__Task statement__. Reproduce all entries verbatim, with nothing added or dropped.

__Records that describe figures__.
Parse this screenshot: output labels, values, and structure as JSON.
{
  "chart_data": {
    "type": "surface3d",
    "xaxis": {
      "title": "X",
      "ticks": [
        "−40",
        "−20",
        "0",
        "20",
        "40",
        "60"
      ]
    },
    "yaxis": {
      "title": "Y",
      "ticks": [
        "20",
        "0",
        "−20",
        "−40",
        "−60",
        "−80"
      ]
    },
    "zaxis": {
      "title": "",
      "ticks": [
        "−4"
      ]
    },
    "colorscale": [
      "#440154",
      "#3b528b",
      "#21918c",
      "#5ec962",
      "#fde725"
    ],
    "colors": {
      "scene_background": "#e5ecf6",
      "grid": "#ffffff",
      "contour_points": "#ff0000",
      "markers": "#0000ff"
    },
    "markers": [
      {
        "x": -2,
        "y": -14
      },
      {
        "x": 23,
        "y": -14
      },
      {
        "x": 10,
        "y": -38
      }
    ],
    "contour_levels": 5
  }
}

__Exercise output__.
Parse this screenshot: output labels, values, and structure as JSON.
{
  "chart_data": {
    "type": "surface3d",
    "xaxis": {
      "title": "X",
      "ticks": [
        "−40",
        "−20",
        "0",
        "20",
        "40",
        "60"
      ]
    },
    "yaxis": {
      "title": "Y",
      "ticks": [
        "20",
        "0",
        "−20",
        "−40",
        "−60",
        "−80"
      ]
    },
    "zaxis": {
      "title": "",
      "ticks": [
        "−4"
      ]
    },
    "colorscale": [
      "#440154",
      "#3b528b",
      "#21918c",
      "#5ec962",
      "#fde725"
    ],
    "colors": {
      "scene_background": "#e5ecf6",
      "grid": "#ffffff",
      "contour_points": "#ff0000",
      "markers": "#0000ff"
    },
    "markers": [
      {
        "x": -2,
        "y": -14
      },
      {
        "x": 23,
        "y": -14
      },
      {
        "x": 10,
        "y": -38
      }
    ],
    "contour_levels": 5
  }
}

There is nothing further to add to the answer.